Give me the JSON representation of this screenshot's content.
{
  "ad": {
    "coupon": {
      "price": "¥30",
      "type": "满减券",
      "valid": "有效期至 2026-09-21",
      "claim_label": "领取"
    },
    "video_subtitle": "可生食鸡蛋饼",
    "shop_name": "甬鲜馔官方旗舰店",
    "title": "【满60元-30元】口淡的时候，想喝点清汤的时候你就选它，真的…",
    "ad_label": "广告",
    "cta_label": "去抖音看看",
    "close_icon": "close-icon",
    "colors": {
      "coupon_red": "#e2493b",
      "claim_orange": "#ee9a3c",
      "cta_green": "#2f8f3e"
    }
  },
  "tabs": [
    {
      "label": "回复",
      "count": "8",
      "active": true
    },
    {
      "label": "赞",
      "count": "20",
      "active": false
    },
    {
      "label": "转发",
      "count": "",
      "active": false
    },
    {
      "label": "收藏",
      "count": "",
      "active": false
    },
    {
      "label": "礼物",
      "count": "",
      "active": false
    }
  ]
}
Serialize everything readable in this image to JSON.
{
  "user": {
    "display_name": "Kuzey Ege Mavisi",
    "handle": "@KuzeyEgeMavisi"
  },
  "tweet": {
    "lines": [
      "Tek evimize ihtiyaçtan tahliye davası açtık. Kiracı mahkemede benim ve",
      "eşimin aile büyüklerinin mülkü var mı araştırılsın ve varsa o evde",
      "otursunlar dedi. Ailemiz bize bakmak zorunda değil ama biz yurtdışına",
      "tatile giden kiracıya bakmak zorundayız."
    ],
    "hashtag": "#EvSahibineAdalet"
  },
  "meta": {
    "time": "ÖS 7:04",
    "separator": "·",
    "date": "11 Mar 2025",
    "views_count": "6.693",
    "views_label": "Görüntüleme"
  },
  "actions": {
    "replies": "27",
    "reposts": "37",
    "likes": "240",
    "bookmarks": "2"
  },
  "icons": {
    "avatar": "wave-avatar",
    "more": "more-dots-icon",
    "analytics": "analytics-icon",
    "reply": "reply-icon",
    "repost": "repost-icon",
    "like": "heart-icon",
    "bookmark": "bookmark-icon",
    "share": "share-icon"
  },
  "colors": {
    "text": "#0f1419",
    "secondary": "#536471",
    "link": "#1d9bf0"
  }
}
────────────────
WRITTEN EXERCISE:
The records above should be repeated in full, exactly as given.

OUTPUT FOR THIS TASK:
Give me the JSON representation of this screenshot's content.
{
  "ad": {
    "coupon": {
      "price": "¥30",
      "type": "满减券",
      "valid": "有效期至 2026-09-21",
      "claim_label": "领取"
    },
    "video_subtitle": "可生食鸡蛋饼",
    "shop_name": "甬鲜馔官方旗舰店",
    "title": "【满60元-30元】口淡的时候，想喝点清汤的时候你就选它，真的…",
    "ad_label": "广告",
    "cta_label": "去抖音看看",
    "close_icon": "close-icon",
    "colors": {
      "coupon_red": "#e2493b",
      "claim_orange": "#ee9a3c",
      "cta_green": "#2f8f3e"
    }
  },
  "tabs": [
    {
      "label": "回复",
      "count": "8",
      "active": true
    },
    {
      "label": "赞",
      "count": "20",
      "active": false
    },
    {
      "label": "转发",
      "count": "",
      "active": false
    },
    {
      "label": "收藏",
      "count": "",
      "active": false
    },
    {
      "label": "礼物",
      "count": "",
      "active": false
    }
  ]
}
Serialize everything readable in this image to JSON.
{
  "user": {
    "display_name": "Kuzey Ege Mavisi",
    "handle": "@KuzeyEgeMavisi"
  },
  "tweet": {
    "lines": [
      "Tek evimize ihtiyaçtan tahliye davası açtık. Kiracı mahkemede benim ve",
      "eşimin aile büyüklerinin mülkü var mı araştırılsın ve varsa o evde",
      "otursunlar dedi. Ailemiz bize bakmak zorunda değil ama biz yurtdışına",
      "tatile giden kiracıya bakmak zorundayız."
    ],
    "hashtag": "#EvSahibineAdalet"
  },
  "meta": {
    "time": "ÖS 7:04",
    "separator": "·",
    "date": "11 Mar 2025",
    "views_count": "6.693",
    "views_label": "Görüntüleme"
  },
  "actions": {
    "replies": "27",
    "reposts": "37",
    "likes": "240",
    "bookmarks": "2"
  },
  "icons": {
    "avatar": "wave-avatar",
    "more": "more-dots-icon",
    "analytics": "analytics-icon",
    "reply": "reply-icon",
    "repost": "repost-icon",
    "like": "heart-icon",
    "bookmark": "bookmark-icon",
    "share": "share-icon"
  },
  "colors": {
    "text": "#0f1419",
    "secondary": "#536471",
    "link": "#1d9bf0"
  }
}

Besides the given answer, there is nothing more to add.